Check each line of the records below and collect those holding "title".

--- START Entries ---

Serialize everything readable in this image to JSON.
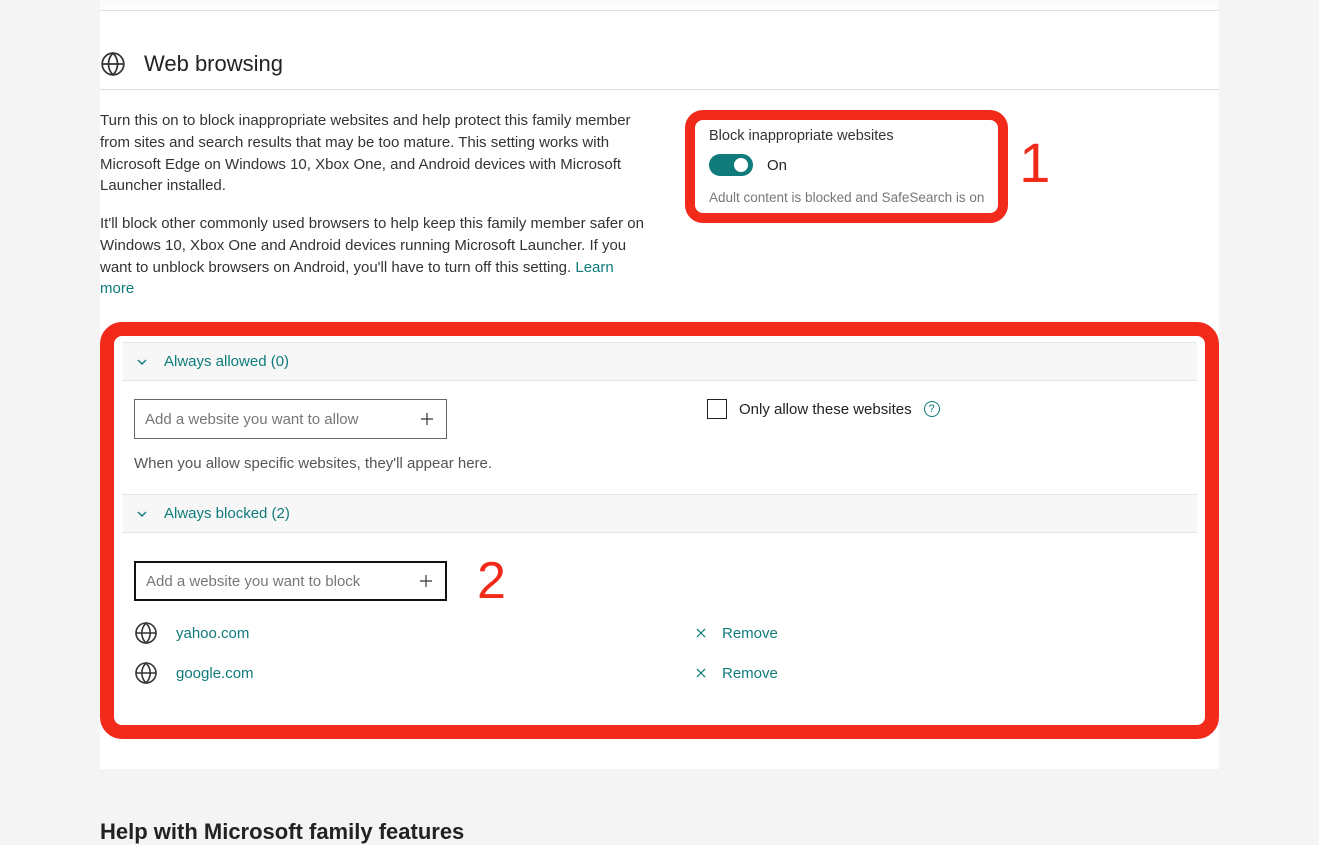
{
  "section": {
    "title": "Web browsing",
    "desc1": "Turn this on to block inappropriate websites and help protect this family member from sites and search results that may be too mature. This setting works with Microsoft Edge on Windows 10, Xbox One, and Android devices with Microsoft Launcher installed.",
    "desc2_pre": "It'll block other commonly used browsers to help keep this family member safer on Windows 10, Xbox One and Android devices running Microsoft Launcher. If you want to unblock browsers on Android, you'll have to turn off this setting. ",
    "learn_more": "Learn more"
  },
  "toggle_card": {
    "title": "Block inappropriate websites",
    "state_label": "On",
    "subtext": "Adult content is blocked and SafeSearch is on"
  },
  "annotations": {
    "label1": "1",
    "label2": "2"
  },
  "allowed": {
    "header": "Always allowed (0)",
    "placeholder": "Add a website you want to allow",
    "hint": "When you allow specific websites, they'll appear here.",
    "only_allow_label": "Only allow these websites"
  },
  "blocked": {
    "header": "Always blocked (2)",
    "placeholder": "Add a website you want to block",
    "remove_label": "Remove",
    "sites": [
      "yahoo.com",
      "google.com"
    ]
  },
  "help_heading": "Help with Microsoft family features"
}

--- END Entries ---

◆ Task response:
    "title": "Web browsing",
    "title": "Block inappropriate websites",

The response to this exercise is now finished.